PROBLEM STATEMENT:
Would you please copy each line below that includes the string "frontal"?

DATASET:
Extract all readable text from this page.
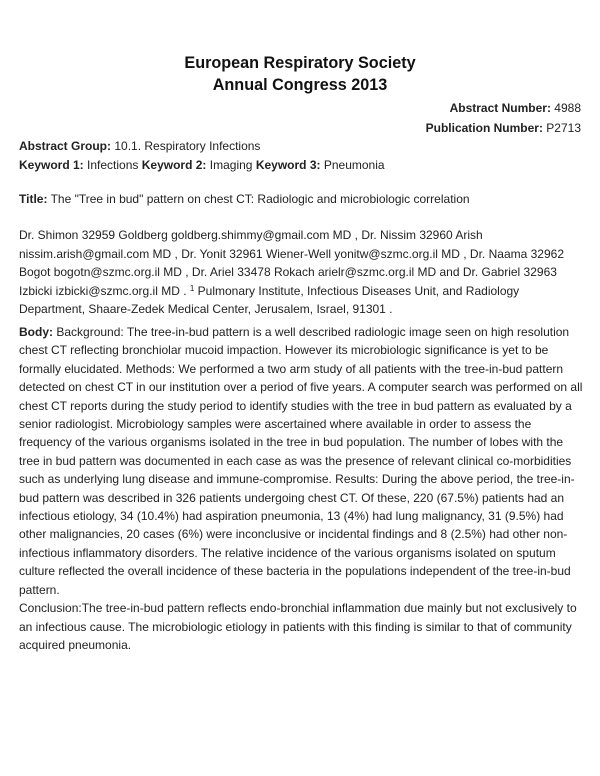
European Respiratory Society
Annual Congress 2013
Abstract Number: 4988
Publication Number: P2713
Abstract Group: 10.1. Respiratory Infections
Keyword 1: Infections Keyword 2: Imaging Keyword 3: Pneumonia
Title: The "Tree in bud" pattern on chest CT: Radiologic and microbiologic correlation
Dr. Shimon 32959 Goldberg goldberg.shimmy@gmail.com MD , Dr. Nissim 32960 Arish nissim.arish@gmail.com MD , Dr. Yonit 32961 Wiener-Well yonitw@szmc.org.il MD , Dr. Naama 32962 Bogot bogotn@szmc.org.il MD , Dr. Ariel 33478 Rokach arielr@szmc.org.il MD and Dr. Gabriel 32963 Izbicki izbicki@szmc.org.il MD . $^1$ Pulmonary Institute, Infectious Diseases Unit, and Radiology Department, Shaare-Zedek Medical Center, Jerusalem, Israel, 91301 .
Body: Background: The tree-in-bud pattern is a well described radiologic image seen on high resolution chest CT reflecting bronchiolar mucoid impaction. However its microbiologic significance is yet to be formally elucidated. Methods: We performed a two arm study of all patients with the tree-in-bud pattern detected on chest CT in our institution over a period of five years. A computer search was performed on all chest CT reports during the study period to identify studies with the tree in bud pattern as evaluated by a senior radiologist. Microbiology samples were ascertained where available in order to assess the frequency of the various organisms isolated in the tree in bud population. The number of lobes with the tree in bud pattern was documented in each case as was the presence of relevant clinical co-morbidities such as underlying lung disease and immune-compromise. Results: During the above period, the tree-in-bud pattern was described in 326 patients undergoing chest CT. Of these, 220 (67.5%) patients had an infectious etiology, 34 (10.4%) had aspiration pneumonia, 13 (4%) had lung malignancy, 31 (9.5%) had other malignancies, 20 cases (6%) were inconclusive or incidental findings and 8 (2.5%) had other non-infectious inflammatory disorders. The relative incidence of the various organisms isolated on sputum culture reflected the overall incidence of these bacteria in the populations independent of the tree-in-bud pattern.
Conclusion:The tree-in-bud pattern reflects endo-bronchial inflammation due mainly but not exclusively to an infectious cause. The microbiologic etiology in patients with this finding is similar to that of community acquired pneumonia.
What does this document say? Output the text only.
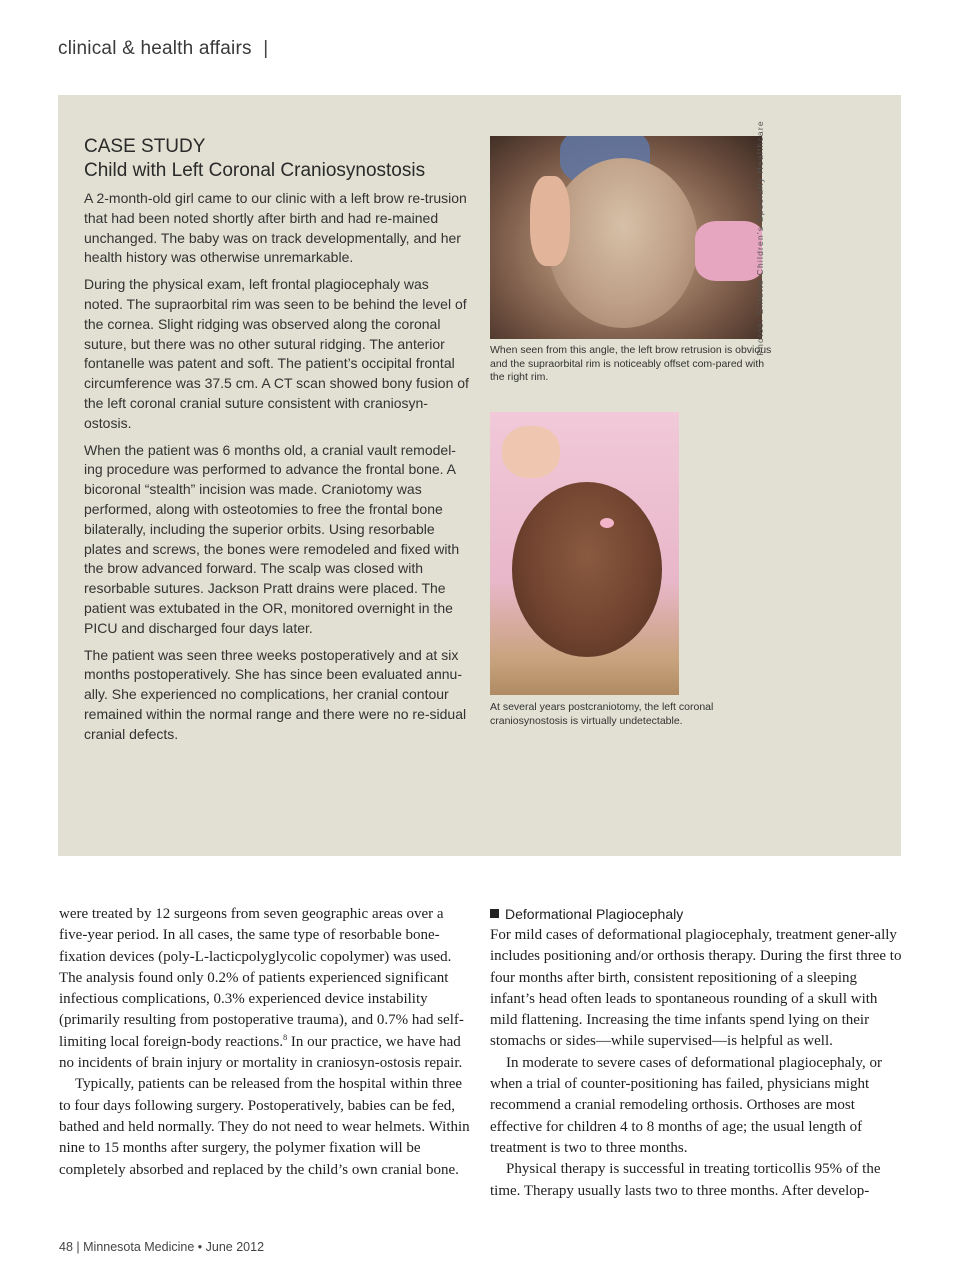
clinical & health affairs |
CASE STUDY
Child with Left Coronal Craniosynostosis

A 2-month-old girl came to our clinic with a left brow re-trusion that had been noted shortly after birth and had re-mained unchanged. The baby was on track developmentally, and her health history was otherwise unremarkable.

During the physical exam, left frontal plagiocephaly was noted. The supraorbital rim was seen to be behind the level of the cornea. Slight ridging was observed along the coronal suture, but there was no other sutural ridging. The anterior fontanelle was patent and soft. The patient’s occipital frontal circumference was 37.5 cm. A CT scan showed bony fusion of the left coronal cranial suture consistent with craniosyn-ostosis.

When the patient was 6 months old, a cranial vault remodel-ing procedure was performed to advance the frontal bone. A bicoronal “stealth” incision was made. Craniotomy was performed, along with osteotomies to free the frontal bone bilaterally, including the superior orbits. Using resorbable plates and screws, the bones were remodeled and fixed with the brow advanced forward. The scalp was closed with resorbable sutures. Jackson Pratt drains were placed. The patient was extubated in the OR, monitored overnight in the PICU and discharged four days later.

The patient was seen three weeks postoperatively and at six months postoperatively. She has since been evaluated annu-ally. She experienced no complications, her cranial contour remained within the normal range and there were no re-sidual cranial defects.

Photos: Gillette Children’s Specialty Healthcare
When seen from this angle, the left brow retrusion is obvious and the supraorbital rim is noticeably offset com-pared with the right rim.
At several years postcraniotomy, the left coronal craniosynostosis is virtually undetectable.

were treated by 12 surgeons from seven geographic areas over a five-year period. In all cases, the same type of resorbable bone-fixation devices (poly-L-lacticpolyglycolic copolymer) was used. The analysis found only 0.2% of patients experienced significant infectious complications, 0.3% experienced device instability (primarily resulting from postoperative trauma), and 0.7% had self-limiting local foreign-body reactions.$^8$ In our practice, we have had no incidents of brain injury or mortality in craniosyn-ostosis repair.

Typically, patients can be released from the hospital within three to four days following surgery. Postoperatively, babies can be fed, bathed and held normally. They do not need to wear helmets. Within nine to 15 months after surgery, the polymer fixation will be completely absorbed and replaced by the child’s own cranial bone.

Deformational Plagiocephaly

For mild cases of deformational plagiocephaly, treatment gener-ally includes positioning and/or orthosis therapy. During the first three to four months after birth, consistent repositioning of a sleeping infant’s head often leads to spontaneous rounding of a skull with mild flattening. Increasing the time infants spend lying on their stomachs or sides—while supervised—is helpful as well.

In moderate to severe cases of deformational plagiocephaly, or when a trial of counter-positioning has failed, physicians might recommend a cranial remodeling orthosis. Orthoses are most effective for children 4 to 8 months of age; the usual length of treatment is two to three months.

Physical therapy is successful in treating torticollis 95% of the time. Therapy usually lasts two to three months. After develop-

48 | Minnesota Medicine • June 2012
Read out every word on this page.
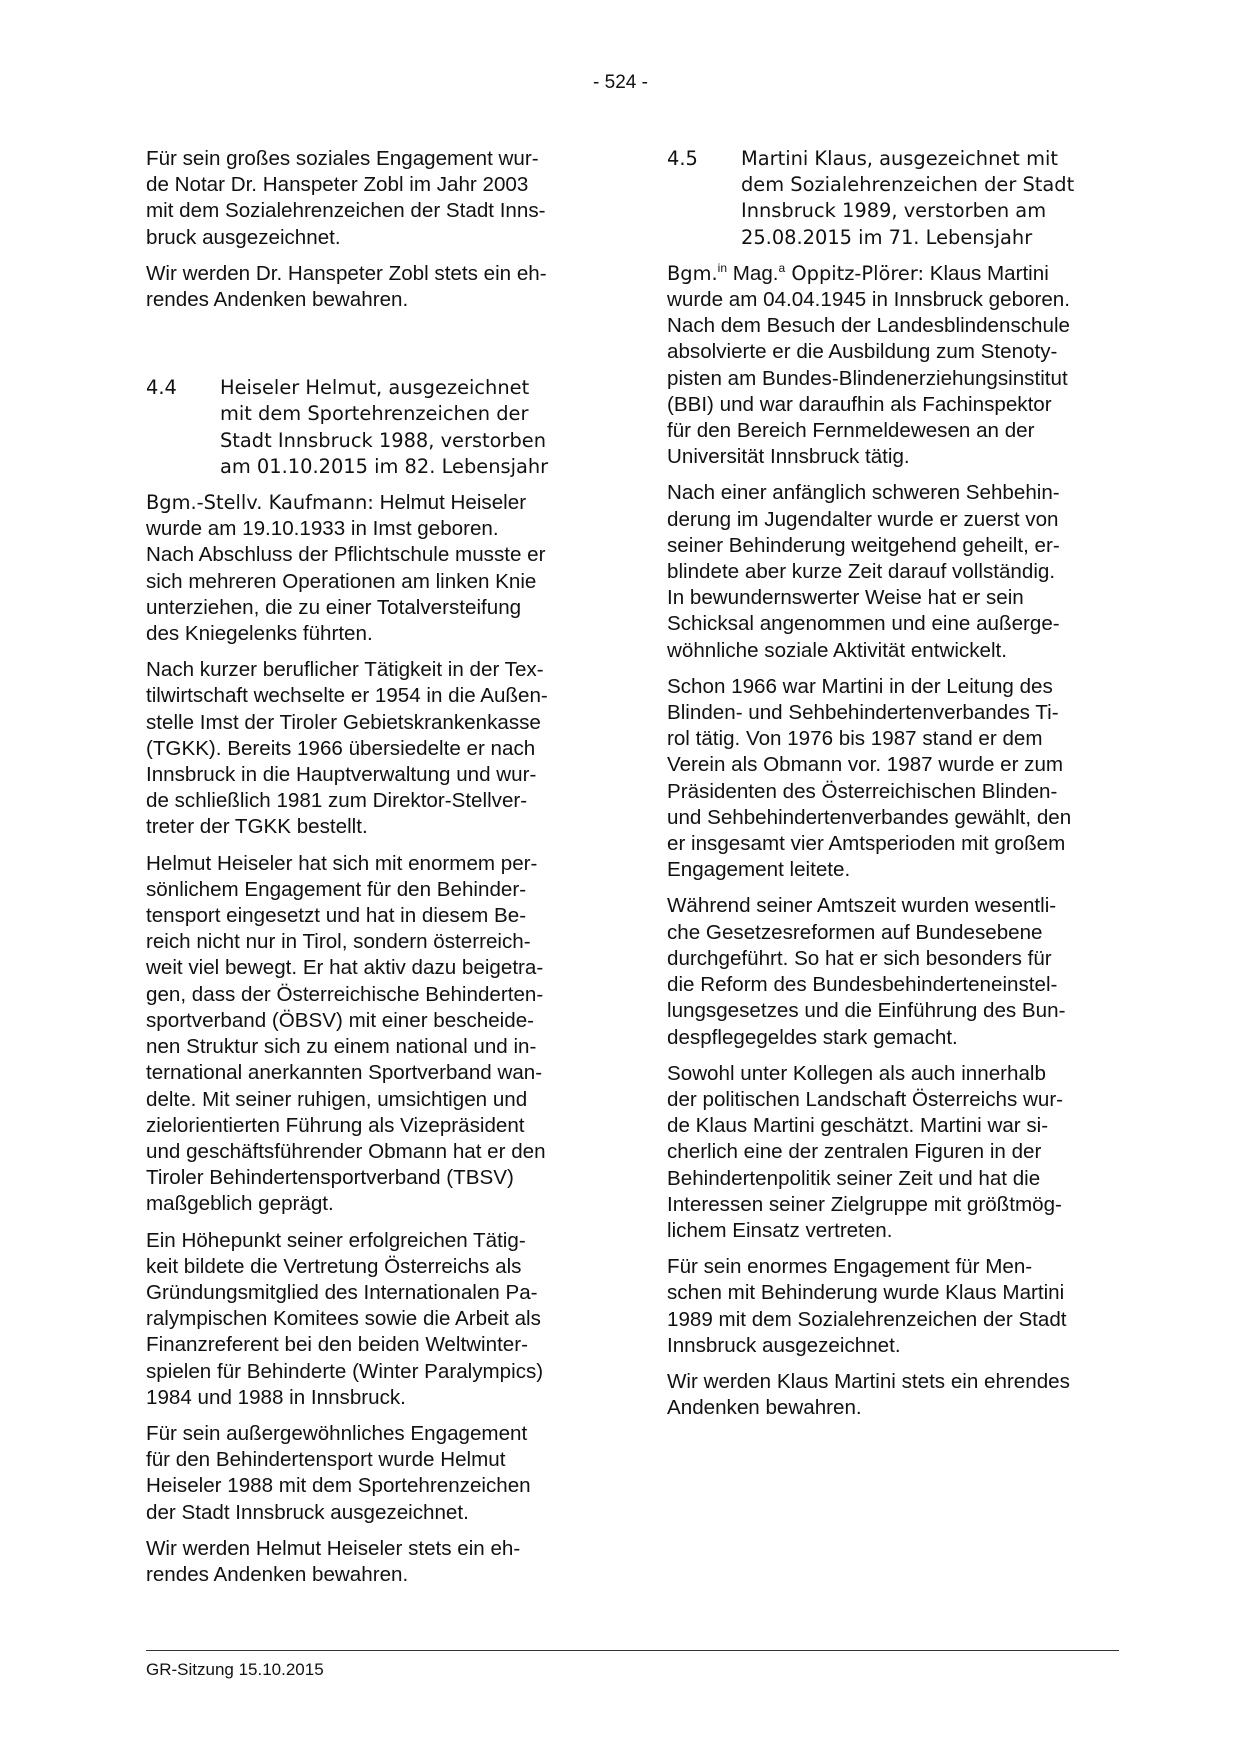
- 524 -
Für sein großes soziales Engagement wur-
de Notar Dr. Hanspeter Zobl im Jahr 2003
mit dem Sozialehrenzeichen der Stadt Inns-
bruck ausgezeichnet.
Wir werden Dr. Hanspeter Zobl stets ein eh-
rendes Andenken bewahren.
4.4	Heiseler Helmut, ausgezeichnet
mit dem Sportehrenzeichen der
Stadt Innsbruck 1988, verstorben
am 01.10.2015 im 82. Lebensjahr
Bgm.-Stellv. Kaufmann: Helmut Heiseler
wurde am 19.10.1933 in Imst geboren.
Nach Abschluss der Pflichtschule musste er
sich mehreren Operationen am linken Knie
unterziehen, die zu einer Totalversteifung
des Kniegelenks führten.
Nach kurzer beruflicher Tätigkeit in der Tex-
tilwirtschaft wechselte er 1954 in die Außen-
stelle Imst der Tiroler Gebietskrankenkasse
(TGKK). Bereits 1966 übersiedelte er nach
Innsbruck in die Hauptverwaltung und wur-
de schließlich 1981 zum Direktor-Stellver-
treter der TGKK bestellt.
Helmut Heiseler hat sich mit enormem per-
sönlichem Engagement für den Behinder-
tensport eingesetzt und hat in diesem Be-
reich nicht nur in Tirol, sondern österreich-
weit viel bewegt. Er hat aktiv dazu beigetra-
gen, dass der Österreichische Behinderten-
sportverband (ÖBSV) mit einer bescheide-
nen Struktur sich zu einem national und in-
ternational anerkannten Sportverband wan-
delte. Mit seiner ruhigen, umsichtigen und
zielorientierten Führung als Vizepräsident
und geschäftsführender Obmann hat er den
Tiroler Behindertensportverband (TBSV)
maßgeblich geprägt.
Ein Höhepunkt seiner erfolgreichen Tätig-
keit bildete die Vertretung Österreichs als
Gründungsmitglied des Internationalen Pa-
ralympischen Komitees sowie die Arbeit als
Finanzreferent bei den beiden Weltwinter-
spielen für Behinderte (Winter Paralympics)
1984 und 1988 in Innsbruck.
Für sein außergewöhnliches Engagement
für den Behindertensport wurde Helmut
Heiseler 1988 mit dem Sportehrenzeichen
der Stadt Innsbruck ausgezeichnet.
Wir werden Helmut Heiseler stets ein eh-
rendes Andenken bewahren.
4.5	Martini Klaus, ausgezeichnet mit
dem Sozialehrenzeichen der Stadt
Innsbruck 1989, verstorben am
25.08.2015 im 71. Lebensjahr
Bgm.$^{in}$ Mag.$^a$ Oppitz-Plörer: Klaus Martini
wurde am 04.04.1945 in Innsbruck geboren.
Nach dem Besuch der Landesblindenschule
absolvierte er die Ausbildung zum Stenoty-
pisten am Bundes-Blindenerziehungsinstitut
(BBI) und war daraufhin als Fachinspektor
für den Bereich Fernmeldewesen an der
Universität Innsbruck tätig.
Nach einer anfänglich schweren Sehbehin-
derung im Jugendalter wurde er zuerst von
seiner Behinderung weitgehend geheilt, er-
blindete aber kurze Zeit darauf vollständig.
In bewundernswerter Weise hat er sein
Schicksal angenommen und eine außerge-
wöhnliche soziale Aktivität entwickelt.
Schon 1966 war Martini in der Leitung des
Blinden- und Sehbehindertenverbandes Ti-
rol tätig. Von 1976 bis 1987 stand er dem
Verein als Obmann vor. 1987 wurde er zum
Präsidenten des Österreichischen Blinden-
und Sehbehindertenverbandes gewählt, den
er insgesamt vier Amtsperioden mit großem
Engagement leitete.
Während seiner Amtszeit wurden wesentli-
che Gesetzesreformen auf Bundesebene
durchgeführt. So hat er sich besonders für
die Reform des Bundesbehinderteneinstel-
lungsgesetzes und die Einführung des Bun-
despflegegeldes stark gemacht.
Sowohl unter Kollegen als auch innerhalb
der politischen Landschaft Österreichs wur-
de Klaus Martini geschätzt. Martini war si-
cherlich eine der zentralen Figuren in der
Behindertenpolitik seiner Zeit und hat die
Interessen seiner Zielgruppe mit größtmög-
lichem Einsatz vertreten.
Für sein enormes Engagement für Men-
schen mit Behinderung wurde Klaus Martini
1989 mit dem Sozialehrenzeichen der Stadt
Innsbruck ausgezeichnet.
Wir werden Klaus Martini stets ein ehrendes
Andenken bewahren.
GR-Sitzung 15.10.2015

ANSWER TO THE PROBLEM:
During the physical exam, left frontal plagiocephaly was noted. The supraorbital rim was seen to be behind the level of the cornea. Slight ridging was observed along the coronal suture, but there was no other sutural ridging. The anterior fontanelle was patent and soft. The patient’s occipital frontal circumference was 37.5 cm. A CT scan showed bony fusion of the left coronal cranial suture consistent with craniosyn-ostosis.
When the patient was 6 months old, a cranial vault remodel-ing procedure was performed to advance the frontal bone. A bicoronal “stealth” incision was made. Craniotomy was performed, along with osteotomies to free the frontal bone bilaterally, including the superior orbits. Using resorbable plates and screws, the bones were remodeled and fixed with the brow advanced forward. The scalp was closed with resorbable sutures. Jackson Pratt drains were placed. The patient was extubated in the OR, monitored overnight in the PICU and discharged four days later.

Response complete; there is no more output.